■ **Task requirements**:
From the entries below, copy out every line with "gifts" in it.

# start of Information supplied

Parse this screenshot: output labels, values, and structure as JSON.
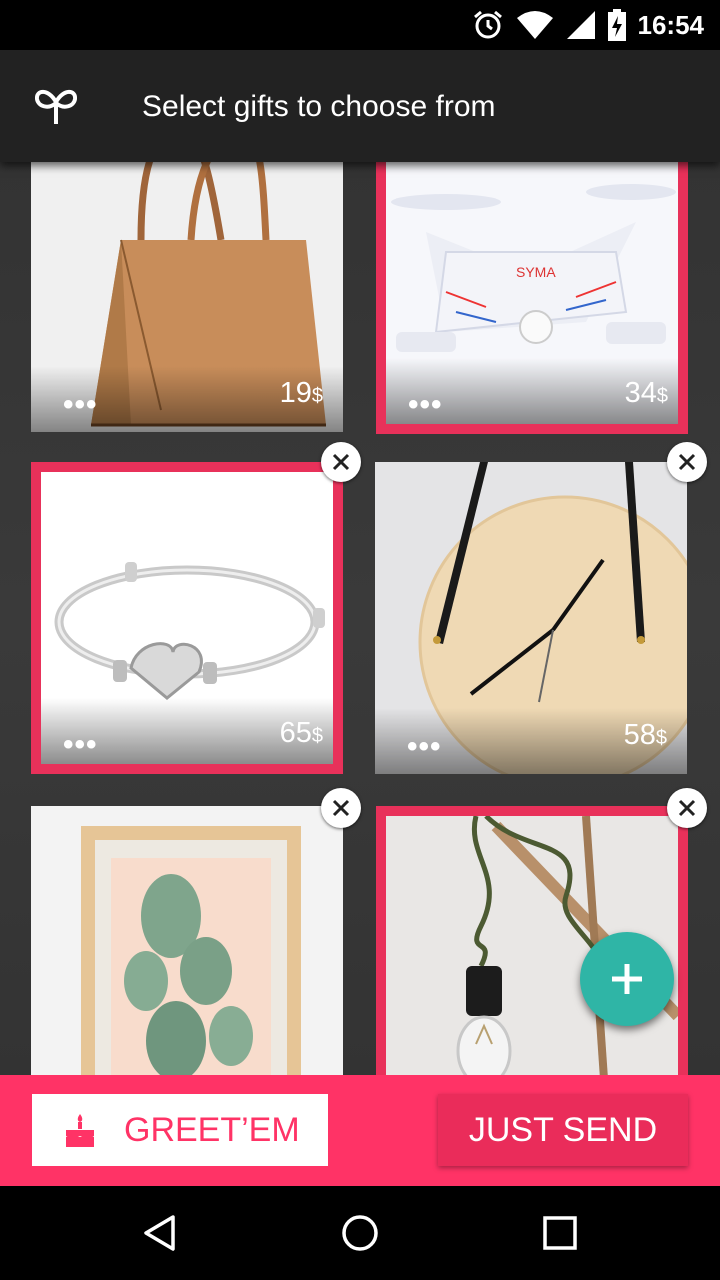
{
  "status_bar": {
    "time": "16:54",
    "icons": [
      "alarm-icon",
      "wifi-icon",
      "signal-icon",
      "battery-charging-icon"
    ]
  },
  "app_bar": {
    "logo_icon": "heart-gift-icon",
    "title": "Select gifts to choose from"
  },
  "gifts": [
    {
      "name": "tote-bag",
      "price": "19",
      "currency": "$",
      "selected": false,
      "removable": false
    },
    {
      "name": "drone",
      "price": "34",
      "currency": "$",
      "selected": true,
      "removable": false
    },
    {
      "name": "bracelet",
      "price": "65",
      "currency": "$",
      "selected": true,
      "removable": true
    },
    {
      "name": "wall-clock",
      "price": "58",
      "currency": "$",
      "selected": false,
      "removable": true
    },
    {
      "name": "cactus-print",
      "price": "",
      "currency": "",
      "selected": false,
      "removable": true
    },
    {
      "name": "pendant-lamp",
      "price": "",
      "currency": "",
      "selected": true,
      "removable": true
    }
  ],
  "more_label": "•••",
  "fab": {
    "icon": "plus-icon"
  },
  "actions": {
    "greet_label": "GREET’EM",
    "greet_icon": "cake-icon",
    "send_label": "JUST SEND"
  },
  "colors": {
    "accent": "#ff3366",
    "selected_border": "#e8315a",
    "fab": "#2fb5a6",
    "app_bar": "#222222"
  },
  "nav": {
    "icons": [
      "back-icon",
      "home-icon",
      "recents-icon"
    ]
  }
}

# end of Information supplied

■ **Response for this exercise**:
    "title": "Select gifts to choose from"
  "gifts": [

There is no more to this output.